[TASK REQUIREMENTS]: Read through the data and report every line in which the word "LAPM" occurs.

# START OF DATA IN THIS EXERCISE

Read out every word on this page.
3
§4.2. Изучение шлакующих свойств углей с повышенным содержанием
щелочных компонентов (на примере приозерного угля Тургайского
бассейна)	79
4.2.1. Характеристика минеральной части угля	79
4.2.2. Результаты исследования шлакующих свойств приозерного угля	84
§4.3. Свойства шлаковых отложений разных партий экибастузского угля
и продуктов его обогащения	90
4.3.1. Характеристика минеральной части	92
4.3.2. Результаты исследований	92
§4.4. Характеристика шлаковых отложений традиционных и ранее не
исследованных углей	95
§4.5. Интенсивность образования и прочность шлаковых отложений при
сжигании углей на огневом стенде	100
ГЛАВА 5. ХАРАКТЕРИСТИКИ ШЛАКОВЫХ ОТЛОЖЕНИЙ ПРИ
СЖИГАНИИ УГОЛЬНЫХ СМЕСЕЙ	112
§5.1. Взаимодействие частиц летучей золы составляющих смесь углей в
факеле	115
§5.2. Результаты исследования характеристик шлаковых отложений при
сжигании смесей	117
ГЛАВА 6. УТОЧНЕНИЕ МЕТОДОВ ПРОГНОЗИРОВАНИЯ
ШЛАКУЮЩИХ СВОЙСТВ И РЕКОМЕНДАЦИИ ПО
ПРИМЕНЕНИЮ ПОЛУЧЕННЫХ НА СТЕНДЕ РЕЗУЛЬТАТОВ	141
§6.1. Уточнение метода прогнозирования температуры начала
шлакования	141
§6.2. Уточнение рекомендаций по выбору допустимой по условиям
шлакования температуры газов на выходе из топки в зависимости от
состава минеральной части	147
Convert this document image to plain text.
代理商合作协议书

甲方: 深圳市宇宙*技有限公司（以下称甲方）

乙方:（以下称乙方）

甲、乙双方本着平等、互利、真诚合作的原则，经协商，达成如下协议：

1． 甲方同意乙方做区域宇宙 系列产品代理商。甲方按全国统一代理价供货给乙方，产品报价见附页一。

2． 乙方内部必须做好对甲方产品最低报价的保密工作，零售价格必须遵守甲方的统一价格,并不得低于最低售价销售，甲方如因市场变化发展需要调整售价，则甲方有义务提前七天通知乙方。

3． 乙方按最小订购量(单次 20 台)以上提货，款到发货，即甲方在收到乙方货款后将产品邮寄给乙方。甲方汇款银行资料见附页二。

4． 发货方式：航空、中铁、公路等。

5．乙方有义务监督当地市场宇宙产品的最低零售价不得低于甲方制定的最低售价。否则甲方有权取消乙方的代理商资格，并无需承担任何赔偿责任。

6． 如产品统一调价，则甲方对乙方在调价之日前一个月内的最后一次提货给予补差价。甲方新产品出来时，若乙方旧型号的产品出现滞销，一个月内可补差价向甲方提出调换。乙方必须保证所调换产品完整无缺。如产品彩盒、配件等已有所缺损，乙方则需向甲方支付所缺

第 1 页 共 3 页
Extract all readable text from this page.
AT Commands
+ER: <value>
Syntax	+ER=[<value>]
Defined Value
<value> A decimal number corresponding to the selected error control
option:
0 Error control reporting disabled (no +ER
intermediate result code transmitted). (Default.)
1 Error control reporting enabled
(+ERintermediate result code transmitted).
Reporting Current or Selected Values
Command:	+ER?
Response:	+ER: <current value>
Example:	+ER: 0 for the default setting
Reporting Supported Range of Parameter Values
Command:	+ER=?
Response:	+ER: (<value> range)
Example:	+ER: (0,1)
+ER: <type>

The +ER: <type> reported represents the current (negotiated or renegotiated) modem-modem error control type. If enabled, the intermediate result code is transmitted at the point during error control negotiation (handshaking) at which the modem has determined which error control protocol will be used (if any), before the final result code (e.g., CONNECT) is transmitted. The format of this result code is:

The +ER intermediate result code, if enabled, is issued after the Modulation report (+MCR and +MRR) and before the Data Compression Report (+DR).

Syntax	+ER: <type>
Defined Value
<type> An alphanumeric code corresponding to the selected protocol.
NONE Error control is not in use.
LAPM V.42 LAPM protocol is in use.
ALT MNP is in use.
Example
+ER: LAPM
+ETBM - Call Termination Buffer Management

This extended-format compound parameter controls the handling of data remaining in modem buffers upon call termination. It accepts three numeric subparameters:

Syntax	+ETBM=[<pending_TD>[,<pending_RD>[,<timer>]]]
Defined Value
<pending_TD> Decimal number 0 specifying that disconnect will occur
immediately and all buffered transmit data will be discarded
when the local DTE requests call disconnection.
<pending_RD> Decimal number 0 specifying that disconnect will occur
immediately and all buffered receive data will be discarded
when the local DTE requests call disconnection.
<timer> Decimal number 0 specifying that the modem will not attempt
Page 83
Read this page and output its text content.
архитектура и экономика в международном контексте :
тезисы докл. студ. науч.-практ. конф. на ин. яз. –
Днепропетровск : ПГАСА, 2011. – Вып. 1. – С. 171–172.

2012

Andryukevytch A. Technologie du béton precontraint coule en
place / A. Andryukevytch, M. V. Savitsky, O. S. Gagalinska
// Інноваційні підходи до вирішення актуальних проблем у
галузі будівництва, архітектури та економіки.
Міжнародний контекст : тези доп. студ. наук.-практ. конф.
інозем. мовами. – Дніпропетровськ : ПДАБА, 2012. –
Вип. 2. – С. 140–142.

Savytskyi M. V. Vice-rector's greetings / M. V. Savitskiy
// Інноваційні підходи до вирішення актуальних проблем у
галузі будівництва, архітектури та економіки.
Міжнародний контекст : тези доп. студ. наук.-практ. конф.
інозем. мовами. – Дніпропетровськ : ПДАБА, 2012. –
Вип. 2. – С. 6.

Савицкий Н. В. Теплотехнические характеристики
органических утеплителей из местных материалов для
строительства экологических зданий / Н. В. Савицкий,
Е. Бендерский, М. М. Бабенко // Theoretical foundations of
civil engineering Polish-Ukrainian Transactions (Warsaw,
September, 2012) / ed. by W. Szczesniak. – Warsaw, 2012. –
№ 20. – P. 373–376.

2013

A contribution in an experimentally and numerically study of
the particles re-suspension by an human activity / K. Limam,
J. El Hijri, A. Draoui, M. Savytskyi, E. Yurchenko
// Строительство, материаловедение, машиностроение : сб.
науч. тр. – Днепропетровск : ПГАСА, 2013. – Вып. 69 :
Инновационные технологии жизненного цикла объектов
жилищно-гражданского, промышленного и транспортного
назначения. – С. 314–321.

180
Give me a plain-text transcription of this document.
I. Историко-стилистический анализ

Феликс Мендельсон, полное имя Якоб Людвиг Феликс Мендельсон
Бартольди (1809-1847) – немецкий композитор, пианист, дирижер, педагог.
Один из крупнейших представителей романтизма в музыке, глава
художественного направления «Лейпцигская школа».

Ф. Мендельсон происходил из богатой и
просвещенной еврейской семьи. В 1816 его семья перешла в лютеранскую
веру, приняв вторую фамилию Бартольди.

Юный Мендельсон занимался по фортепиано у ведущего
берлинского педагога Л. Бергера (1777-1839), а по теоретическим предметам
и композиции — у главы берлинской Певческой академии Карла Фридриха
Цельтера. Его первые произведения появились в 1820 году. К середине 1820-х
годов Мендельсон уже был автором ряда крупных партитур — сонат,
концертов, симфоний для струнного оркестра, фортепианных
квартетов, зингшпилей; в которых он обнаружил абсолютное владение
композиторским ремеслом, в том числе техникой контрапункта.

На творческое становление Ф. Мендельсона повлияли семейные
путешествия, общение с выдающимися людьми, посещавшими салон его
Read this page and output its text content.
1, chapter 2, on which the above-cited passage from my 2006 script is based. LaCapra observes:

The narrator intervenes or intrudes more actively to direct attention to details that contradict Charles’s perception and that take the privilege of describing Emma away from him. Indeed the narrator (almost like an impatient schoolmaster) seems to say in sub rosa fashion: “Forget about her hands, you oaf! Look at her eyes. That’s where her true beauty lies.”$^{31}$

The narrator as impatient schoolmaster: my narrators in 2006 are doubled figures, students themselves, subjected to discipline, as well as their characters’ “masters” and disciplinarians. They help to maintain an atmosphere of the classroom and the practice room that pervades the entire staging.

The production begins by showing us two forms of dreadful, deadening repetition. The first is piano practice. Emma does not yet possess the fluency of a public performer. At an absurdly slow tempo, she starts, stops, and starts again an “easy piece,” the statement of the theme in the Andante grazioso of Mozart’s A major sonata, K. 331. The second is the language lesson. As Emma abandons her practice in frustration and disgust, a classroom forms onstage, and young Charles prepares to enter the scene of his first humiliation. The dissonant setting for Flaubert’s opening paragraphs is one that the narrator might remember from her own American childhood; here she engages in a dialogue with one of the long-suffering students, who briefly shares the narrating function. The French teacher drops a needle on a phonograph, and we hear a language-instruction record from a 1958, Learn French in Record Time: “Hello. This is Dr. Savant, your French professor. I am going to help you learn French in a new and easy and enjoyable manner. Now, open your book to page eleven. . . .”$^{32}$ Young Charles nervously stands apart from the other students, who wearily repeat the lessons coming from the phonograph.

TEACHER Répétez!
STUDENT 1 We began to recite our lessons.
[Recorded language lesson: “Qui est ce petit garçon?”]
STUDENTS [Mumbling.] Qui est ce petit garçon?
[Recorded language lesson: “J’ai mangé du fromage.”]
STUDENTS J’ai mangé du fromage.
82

# END OF DATA IN THIS EXERCISE

[EXPECTED ANSWER]:
LAPM V.42 LAPM protocol is in use.
+ER: LAPM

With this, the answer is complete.